Write each line out exactly, leaving none out.

══════════

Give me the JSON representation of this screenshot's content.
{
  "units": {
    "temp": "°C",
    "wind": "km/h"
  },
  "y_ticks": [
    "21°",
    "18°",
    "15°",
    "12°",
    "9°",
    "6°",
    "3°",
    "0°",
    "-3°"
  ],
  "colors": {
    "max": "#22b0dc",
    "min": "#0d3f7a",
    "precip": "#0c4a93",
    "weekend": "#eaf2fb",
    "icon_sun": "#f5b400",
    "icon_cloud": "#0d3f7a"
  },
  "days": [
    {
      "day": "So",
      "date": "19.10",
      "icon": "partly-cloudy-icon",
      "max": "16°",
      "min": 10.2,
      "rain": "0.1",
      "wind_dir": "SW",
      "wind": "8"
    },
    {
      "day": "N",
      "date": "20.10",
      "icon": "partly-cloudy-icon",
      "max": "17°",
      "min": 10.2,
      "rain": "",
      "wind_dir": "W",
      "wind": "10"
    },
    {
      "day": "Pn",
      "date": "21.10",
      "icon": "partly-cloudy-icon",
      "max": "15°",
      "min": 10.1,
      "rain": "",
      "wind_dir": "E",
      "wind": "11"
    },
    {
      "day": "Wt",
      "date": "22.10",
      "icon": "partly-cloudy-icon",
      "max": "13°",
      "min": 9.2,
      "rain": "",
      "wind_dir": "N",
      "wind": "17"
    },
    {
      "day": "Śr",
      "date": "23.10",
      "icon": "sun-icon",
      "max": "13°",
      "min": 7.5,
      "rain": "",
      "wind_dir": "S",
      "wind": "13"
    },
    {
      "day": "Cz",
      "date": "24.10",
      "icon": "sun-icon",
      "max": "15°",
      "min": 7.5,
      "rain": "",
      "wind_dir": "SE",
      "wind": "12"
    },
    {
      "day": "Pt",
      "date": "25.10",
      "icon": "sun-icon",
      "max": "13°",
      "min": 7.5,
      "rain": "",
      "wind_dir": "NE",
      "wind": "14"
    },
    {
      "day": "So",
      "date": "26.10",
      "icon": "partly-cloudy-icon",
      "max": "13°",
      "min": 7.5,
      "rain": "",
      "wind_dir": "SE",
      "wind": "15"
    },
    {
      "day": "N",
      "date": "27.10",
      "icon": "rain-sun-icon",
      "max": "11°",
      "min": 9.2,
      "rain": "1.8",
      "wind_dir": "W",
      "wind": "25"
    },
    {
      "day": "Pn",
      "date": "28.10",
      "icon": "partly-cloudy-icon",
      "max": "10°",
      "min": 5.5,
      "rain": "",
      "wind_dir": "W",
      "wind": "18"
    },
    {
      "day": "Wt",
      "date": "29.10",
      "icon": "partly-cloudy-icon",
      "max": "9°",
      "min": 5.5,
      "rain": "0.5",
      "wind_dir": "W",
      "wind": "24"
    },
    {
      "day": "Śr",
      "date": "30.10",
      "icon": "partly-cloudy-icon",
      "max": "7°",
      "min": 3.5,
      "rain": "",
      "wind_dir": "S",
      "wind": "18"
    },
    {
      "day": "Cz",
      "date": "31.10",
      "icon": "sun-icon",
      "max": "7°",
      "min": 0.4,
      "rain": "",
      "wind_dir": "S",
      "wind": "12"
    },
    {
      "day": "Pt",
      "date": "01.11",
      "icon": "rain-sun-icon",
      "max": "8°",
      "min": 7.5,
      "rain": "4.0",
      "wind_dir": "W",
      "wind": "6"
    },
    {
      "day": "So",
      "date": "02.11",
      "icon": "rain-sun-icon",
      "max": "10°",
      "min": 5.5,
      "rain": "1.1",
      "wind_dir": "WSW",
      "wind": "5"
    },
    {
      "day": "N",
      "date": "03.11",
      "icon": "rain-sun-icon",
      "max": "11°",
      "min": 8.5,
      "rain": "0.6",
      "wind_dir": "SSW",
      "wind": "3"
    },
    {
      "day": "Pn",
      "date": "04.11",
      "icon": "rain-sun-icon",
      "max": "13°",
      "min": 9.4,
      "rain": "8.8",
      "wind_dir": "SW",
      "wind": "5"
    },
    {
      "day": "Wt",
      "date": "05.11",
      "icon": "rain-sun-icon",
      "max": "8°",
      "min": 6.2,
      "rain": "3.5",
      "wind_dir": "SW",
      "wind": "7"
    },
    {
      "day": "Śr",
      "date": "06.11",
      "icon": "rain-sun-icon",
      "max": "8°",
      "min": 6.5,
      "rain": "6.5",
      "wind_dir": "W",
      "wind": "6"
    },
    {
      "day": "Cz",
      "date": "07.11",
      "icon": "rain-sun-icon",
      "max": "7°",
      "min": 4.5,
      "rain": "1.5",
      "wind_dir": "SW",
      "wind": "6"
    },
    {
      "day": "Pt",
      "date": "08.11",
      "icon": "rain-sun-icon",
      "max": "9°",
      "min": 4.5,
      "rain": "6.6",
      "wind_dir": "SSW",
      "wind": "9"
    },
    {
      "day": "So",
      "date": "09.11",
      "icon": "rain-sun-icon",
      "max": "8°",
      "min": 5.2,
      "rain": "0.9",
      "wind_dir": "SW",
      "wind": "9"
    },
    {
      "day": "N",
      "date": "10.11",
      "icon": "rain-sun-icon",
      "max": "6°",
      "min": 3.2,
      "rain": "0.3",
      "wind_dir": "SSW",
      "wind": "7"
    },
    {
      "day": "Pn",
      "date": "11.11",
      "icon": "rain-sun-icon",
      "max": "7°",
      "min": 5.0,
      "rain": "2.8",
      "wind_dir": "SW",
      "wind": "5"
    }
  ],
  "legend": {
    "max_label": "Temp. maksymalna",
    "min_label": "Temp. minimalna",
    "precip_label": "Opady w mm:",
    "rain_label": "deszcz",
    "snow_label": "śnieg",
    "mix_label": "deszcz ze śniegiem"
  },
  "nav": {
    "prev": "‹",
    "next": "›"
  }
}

══════════

### [Written response]
Give me the JSON representation of this screenshot's content.
{
  "units": {
    "temp": "°C",
    "wind": "km/h"
  },
  "y_ticks": [
    "21°",
    "18°",
    "15°",
    "12°",
    "9°",
    "6°",
    "3°",
    "0°",
    "-3°"
  ],
  "colors": {
    "max": "#22b0dc",
    "min": "#0d3f7a",
    "precip": "#0c4a93",
    "weekend": "#eaf2fb",
    "icon_sun": "#f5b400",
    "icon_cloud": "#0d3f7a"
  },
  "days": [
    {
      "day": "So",
      "date": "19.10",
      "icon": "partly-cloudy-icon",
      "max": "16°",
      "min": 10.2,
      "rain": "0.1",
      "wind_dir": "SW",
      "wind": "8"
    },
    {
      "day": "N",
      "date": "20.10",
      "icon": "partly-cloudy-icon",
      "max": "17°",
      "min": 10.2,
      "rain": "",
      "wind_dir": "W",
      "wind": "10"
    },
    {
      "day": "Pn",
      "date": "21.10",
      "icon": "partly-cloudy-icon",
      "max": "15°",
      "min": 10.1,
      "rain": "",
      "wind_dir": "E",
      "wind": "11"
    },
    {
      "day": "Wt",
      "date": "22.10",
      "icon": "partly-cloudy-icon",
      "max": "13°",
      "min": 9.2,
      "rain": "",
      "wind_dir": "N",
      "wind": "17"
    },
    {
      "day": "Śr",
      "date": "23.10",
      "icon": "sun-icon",
      "max": "13°",
      "min": 7.5,
      "rain": "",
      "wind_dir": "S",
      "wind": "13"
    },
    {
      "day": "Cz",
      "date": "24.10",
      "icon": "sun-icon",
      "max": "15°",
      "min": 7.5,
      "rain": "",
      "wind_dir": "SE",
      "wind": "12"
    },
    {
      "day": "Pt",
      "date": "25.10",
      "icon": "sun-icon",
      "max": "13°",
      "min": 7.5,
      "rain": "",
      "wind_dir": "NE",
      "wind": "14"
    },
    {
      "day": "So",
      "date": "26.10",
      "icon": "partly-cloudy-icon",
      "max": "13°",
      "min": 7.5,
      "rain": "",
      "wind_dir": "SE",
      "wind": "15"
    },
    {
      "day": "N",
      "date": "27.10",
      "icon": "rain-sun-icon",
      "max": "11°",
      "min": 9.2,
      "rain": "1.8",
      "wind_dir": "W",
      "wind": "25"
    },
    {
      "day": "Pn",
      "date": "28.10",
      "icon": "partly-cloudy-icon",
      "max": "10°",
      "min": 5.5,
      "rain": "",
      "wind_dir": "W",
      "wind": "18"
    },
    {
      "day": "Wt",
      "date": "29.10",
      "icon": "partly-cloudy-icon",
      "max": "9°",
      "min": 5.5,
      "rain": "0.5",
      "wind_dir": "W",
      "wind": "24"
    },
    {
      "day": "Śr",
      "date": "30.10",
      "icon": "partly-cloudy-icon",
      "max": "7°",
      "min": 3.5,
      "rain": "",
      "wind_dir": "S",
      "wind": "18"
    },
    {
      "day": "Cz",
      "date": "31.10",
      "icon": "sun-icon",
      "max": "7°",
      "min": 0.4,
      "rain": "",
      "wind_dir": "S",
      "wind": "12"
    },
    {
      "day": "Pt",
      "date": "01.11",
      "icon": "rain-sun-icon",
      "max": "8°",
      "min": 7.5,
      "rain": "4.0",
      "wind_dir": "W",
      "wind": "6"
    },
    {
      "day": "So",
      "date": "02.11",
      "icon": "rain-sun-icon",
      "max": "10°",
      "min": 5.5,
      "rain": "1.1",
      "wind_dir": "WSW",
      "wind": "5"
    },
    {
      "day": "N",
      "date": "03.11",
      "icon": "rain-sun-icon",
      "max": "11°",
      "min": 8.5,
      "rain": "0.6",
      "wind_dir": "SSW",
      "wind": "3"
    },
    {
      "day": "Pn",
      "date": "04.11",
      "icon": "rain-sun-icon",
      "max": "13°",
      "min": 9.4,
      "rain": "8.8",
      "wind_dir": "SW",
      "wind": "5"
    },
    {
      "day": "Wt",
      "date": "05.11",
      "icon": "rain-sun-icon",
      "max": "8°",
      "min": 6.2,
      "rain": "3.5",
      "wind_dir": "SW",
      "wind": "7"
    },
    {
      "day": "Śr",
      "date": "06.11",
      "icon": "rain-sun-icon",
      "max": "8°",
      "min": 6.5,
      "rain": "6.5",
      "wind_dir": "W",
      "wind": "6"
    },
    {
      "day": "Cz",
      "date": "07.11",
      "icon": "rain-sun-icon",
      "max": "7°",
      "min": 4.5,
      "rain": "1.5",
      "wind_dir": "SW",
      "wind": "6"
    },
    {
      "day": "Pt",
      "date": "08.11",
      "icon": "rain-sun-icon",
      "max": "9°",
      "min": 4.5,
      "rain": "6.6",
      "wind_dir": "SSW",
      "wind": "9"
    },
    {
      "day": "So",
      "date": "09.11",
      "icon": "rain-sun-icon",
      "max": "8°",
      "min": 5.2,
      "rain": "0.9",
      "wind_dir": "SW",
      "wind": "9"
    },
    {
      "day": "N",
      "date": "10.11",
      "icon": "rain-sun-icon",
      "max": "6°",
      "min": 3.2,
      "rain": "0.3",
      "wind_dir": "SSW",
      "wind": "7"
    },
    {
      "day": "Pn",
      "date": "11.11",
      "icon": "rain-sun-icon",
      "max": "7°",
      "min": 5.0,
      "rain": "2.8",
      "wind_dir": "SW",
      "wind": "5"
    }
  ],
  "legend": {
    "max_label": "Temp. maksymalna",
    "min_label": "Temp. minimalna",
    "precip_label": "Opady w mm:",
    "rain_label": "deszcz",
    "snow_label": "śnieg",
    "mix_label": "deszcz ze śniegiem"
  },
  "nav": {
    "prev": "‹",
    "next": "›"
  }
}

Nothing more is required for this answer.